Data extracted from a collection —
╭──

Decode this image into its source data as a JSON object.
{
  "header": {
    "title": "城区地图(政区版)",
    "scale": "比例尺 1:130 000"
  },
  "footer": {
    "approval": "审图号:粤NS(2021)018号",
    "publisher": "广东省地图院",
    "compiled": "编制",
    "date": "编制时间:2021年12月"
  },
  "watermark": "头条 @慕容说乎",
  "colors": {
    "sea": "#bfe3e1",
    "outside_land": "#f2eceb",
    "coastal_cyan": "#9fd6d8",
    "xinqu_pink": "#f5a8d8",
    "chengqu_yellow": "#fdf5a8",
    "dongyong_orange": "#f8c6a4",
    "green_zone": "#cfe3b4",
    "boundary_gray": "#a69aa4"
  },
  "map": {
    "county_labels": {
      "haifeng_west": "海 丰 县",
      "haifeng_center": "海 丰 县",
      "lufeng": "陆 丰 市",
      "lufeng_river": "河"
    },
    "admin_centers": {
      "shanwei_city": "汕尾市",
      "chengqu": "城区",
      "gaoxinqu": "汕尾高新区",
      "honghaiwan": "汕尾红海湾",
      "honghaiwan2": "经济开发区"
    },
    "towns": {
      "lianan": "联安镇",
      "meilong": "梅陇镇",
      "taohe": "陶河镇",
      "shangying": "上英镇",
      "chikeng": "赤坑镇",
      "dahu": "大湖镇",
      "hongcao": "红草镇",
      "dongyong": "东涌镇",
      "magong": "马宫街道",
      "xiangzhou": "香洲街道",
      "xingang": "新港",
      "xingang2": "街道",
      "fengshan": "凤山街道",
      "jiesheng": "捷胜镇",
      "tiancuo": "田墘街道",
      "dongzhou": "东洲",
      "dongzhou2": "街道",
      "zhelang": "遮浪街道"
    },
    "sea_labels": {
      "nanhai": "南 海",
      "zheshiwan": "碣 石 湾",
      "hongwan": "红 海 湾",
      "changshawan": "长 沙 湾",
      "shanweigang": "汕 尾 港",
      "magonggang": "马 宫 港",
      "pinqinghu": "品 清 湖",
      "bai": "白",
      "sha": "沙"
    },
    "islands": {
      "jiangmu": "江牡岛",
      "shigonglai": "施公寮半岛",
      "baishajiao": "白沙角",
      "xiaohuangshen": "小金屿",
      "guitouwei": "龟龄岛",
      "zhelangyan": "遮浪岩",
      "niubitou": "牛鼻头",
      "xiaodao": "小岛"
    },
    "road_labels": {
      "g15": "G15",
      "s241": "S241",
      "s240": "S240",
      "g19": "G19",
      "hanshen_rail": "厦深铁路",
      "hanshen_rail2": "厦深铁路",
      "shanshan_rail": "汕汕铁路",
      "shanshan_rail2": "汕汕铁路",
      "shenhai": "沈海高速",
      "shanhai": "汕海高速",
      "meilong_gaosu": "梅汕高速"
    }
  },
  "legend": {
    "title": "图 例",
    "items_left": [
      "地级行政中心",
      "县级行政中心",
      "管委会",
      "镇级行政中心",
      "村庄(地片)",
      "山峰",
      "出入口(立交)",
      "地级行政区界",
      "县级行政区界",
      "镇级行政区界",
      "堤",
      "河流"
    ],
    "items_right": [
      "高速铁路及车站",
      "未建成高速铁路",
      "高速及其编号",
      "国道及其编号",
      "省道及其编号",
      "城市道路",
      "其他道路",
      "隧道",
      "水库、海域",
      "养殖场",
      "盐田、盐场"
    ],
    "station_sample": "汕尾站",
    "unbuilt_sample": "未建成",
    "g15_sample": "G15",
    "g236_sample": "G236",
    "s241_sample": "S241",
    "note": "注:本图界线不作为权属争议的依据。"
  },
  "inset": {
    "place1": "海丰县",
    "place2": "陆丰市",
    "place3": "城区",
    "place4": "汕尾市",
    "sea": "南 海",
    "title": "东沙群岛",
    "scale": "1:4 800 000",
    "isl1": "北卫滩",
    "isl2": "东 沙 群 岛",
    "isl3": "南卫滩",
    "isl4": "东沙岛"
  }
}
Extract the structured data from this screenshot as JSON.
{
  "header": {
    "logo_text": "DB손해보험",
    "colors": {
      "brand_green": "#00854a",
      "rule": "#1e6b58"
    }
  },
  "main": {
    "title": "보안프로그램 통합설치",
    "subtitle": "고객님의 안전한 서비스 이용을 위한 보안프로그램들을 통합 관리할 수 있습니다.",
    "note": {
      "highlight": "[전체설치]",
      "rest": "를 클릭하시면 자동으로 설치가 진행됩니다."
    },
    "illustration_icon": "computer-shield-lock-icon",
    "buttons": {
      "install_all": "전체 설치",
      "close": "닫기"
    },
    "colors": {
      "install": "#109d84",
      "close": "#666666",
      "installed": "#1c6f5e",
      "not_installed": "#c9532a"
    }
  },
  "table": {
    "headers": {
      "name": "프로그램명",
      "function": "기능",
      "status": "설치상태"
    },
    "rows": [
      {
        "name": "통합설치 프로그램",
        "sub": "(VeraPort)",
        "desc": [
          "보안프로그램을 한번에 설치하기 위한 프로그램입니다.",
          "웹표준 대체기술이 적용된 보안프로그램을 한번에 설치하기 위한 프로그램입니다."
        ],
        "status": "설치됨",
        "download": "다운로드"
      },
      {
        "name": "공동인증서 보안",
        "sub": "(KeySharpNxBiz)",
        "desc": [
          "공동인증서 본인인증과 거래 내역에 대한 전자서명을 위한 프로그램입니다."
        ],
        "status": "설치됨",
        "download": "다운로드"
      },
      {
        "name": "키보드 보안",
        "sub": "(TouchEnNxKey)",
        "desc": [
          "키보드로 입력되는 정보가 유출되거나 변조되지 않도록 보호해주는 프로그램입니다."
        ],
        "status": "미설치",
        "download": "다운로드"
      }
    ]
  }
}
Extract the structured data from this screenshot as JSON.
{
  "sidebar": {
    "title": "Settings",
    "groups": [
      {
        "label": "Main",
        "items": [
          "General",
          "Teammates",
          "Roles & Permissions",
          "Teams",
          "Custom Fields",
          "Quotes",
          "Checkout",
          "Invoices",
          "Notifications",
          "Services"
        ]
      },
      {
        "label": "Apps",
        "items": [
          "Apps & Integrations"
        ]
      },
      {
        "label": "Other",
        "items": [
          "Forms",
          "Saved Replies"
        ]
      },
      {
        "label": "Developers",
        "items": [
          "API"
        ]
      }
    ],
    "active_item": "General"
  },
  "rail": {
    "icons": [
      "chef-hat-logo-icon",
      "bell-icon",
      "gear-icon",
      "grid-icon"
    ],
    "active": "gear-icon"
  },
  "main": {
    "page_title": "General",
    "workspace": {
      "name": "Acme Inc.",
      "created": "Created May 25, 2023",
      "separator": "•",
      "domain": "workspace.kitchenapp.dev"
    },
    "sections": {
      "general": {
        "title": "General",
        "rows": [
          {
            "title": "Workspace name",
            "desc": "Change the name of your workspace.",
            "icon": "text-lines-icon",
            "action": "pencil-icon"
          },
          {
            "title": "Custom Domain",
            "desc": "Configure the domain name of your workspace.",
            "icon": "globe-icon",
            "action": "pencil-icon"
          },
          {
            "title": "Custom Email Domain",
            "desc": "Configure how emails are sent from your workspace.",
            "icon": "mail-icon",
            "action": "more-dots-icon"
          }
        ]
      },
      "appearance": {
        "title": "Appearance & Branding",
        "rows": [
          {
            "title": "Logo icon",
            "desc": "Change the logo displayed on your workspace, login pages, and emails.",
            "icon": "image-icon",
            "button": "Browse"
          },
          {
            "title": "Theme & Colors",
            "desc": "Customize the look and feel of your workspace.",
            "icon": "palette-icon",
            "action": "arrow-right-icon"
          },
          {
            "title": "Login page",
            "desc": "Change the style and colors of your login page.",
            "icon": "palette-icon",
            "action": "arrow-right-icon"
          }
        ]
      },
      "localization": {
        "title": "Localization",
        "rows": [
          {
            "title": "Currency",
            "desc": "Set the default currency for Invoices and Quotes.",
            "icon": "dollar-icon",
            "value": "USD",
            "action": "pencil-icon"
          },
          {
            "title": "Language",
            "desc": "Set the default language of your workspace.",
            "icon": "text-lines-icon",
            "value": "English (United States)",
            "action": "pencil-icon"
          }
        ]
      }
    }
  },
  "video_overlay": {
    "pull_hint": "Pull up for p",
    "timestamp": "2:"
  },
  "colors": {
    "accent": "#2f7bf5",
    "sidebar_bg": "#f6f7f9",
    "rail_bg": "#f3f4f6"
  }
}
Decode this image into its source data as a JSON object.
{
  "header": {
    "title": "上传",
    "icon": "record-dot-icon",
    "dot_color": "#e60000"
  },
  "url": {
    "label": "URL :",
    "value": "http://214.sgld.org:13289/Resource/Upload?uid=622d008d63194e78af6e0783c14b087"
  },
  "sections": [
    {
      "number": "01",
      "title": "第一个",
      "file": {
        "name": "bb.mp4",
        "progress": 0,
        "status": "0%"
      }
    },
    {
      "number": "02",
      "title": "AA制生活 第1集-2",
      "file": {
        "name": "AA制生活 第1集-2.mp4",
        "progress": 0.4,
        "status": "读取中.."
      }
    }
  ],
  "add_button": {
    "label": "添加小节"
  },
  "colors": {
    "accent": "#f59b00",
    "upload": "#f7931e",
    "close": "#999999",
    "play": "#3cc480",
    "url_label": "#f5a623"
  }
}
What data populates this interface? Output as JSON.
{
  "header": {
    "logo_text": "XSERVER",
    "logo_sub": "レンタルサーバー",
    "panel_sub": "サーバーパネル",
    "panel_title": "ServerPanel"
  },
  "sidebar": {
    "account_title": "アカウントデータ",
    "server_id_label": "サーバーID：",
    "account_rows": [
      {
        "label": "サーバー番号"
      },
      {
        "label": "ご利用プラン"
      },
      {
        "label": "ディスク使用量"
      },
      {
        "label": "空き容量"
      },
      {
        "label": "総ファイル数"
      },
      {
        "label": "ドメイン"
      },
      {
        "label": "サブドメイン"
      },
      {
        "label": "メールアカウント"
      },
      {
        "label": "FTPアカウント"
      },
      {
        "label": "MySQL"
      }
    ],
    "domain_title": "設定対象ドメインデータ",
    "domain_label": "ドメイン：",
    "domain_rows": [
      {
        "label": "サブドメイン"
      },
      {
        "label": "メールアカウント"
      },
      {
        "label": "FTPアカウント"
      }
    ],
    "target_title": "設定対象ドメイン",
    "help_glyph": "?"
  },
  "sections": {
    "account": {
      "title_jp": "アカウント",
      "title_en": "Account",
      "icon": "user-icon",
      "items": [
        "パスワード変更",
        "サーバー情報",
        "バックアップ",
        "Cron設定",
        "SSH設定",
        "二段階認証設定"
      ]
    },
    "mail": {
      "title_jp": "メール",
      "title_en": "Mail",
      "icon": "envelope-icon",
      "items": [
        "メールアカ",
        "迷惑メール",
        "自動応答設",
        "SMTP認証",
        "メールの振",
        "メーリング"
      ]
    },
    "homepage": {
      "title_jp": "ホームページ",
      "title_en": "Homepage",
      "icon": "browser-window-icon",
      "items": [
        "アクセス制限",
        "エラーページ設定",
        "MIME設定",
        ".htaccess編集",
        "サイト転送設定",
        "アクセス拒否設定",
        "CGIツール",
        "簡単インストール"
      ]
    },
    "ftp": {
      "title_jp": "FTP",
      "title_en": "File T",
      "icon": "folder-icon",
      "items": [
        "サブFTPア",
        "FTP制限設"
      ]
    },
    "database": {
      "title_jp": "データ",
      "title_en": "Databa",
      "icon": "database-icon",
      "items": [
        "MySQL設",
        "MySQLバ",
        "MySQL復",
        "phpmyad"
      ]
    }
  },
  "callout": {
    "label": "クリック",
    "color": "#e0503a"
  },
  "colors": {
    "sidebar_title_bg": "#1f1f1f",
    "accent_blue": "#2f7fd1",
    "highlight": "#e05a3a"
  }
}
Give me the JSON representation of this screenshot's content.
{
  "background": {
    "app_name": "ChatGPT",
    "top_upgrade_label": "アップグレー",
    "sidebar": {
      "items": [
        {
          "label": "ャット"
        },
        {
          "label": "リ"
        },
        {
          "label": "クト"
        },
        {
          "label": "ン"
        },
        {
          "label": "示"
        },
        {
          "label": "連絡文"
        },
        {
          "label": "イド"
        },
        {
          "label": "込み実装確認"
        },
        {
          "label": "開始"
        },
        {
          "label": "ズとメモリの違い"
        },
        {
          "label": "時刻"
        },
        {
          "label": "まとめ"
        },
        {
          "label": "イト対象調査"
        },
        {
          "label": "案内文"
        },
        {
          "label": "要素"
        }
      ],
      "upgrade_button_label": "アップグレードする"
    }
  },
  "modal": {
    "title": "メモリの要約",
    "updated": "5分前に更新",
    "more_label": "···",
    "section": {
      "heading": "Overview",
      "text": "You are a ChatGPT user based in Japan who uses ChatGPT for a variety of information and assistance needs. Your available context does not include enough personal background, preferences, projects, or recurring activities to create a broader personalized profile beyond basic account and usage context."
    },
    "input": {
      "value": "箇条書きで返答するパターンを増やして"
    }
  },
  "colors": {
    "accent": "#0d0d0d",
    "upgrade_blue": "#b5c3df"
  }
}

╰──

Show the lines of the records that include the string "공동인증서".

        "name": "공동인증서 보안",
          "공동인증서 본인인증과 거래 내역에 대한 전자서명을 위한 프로그램입니다."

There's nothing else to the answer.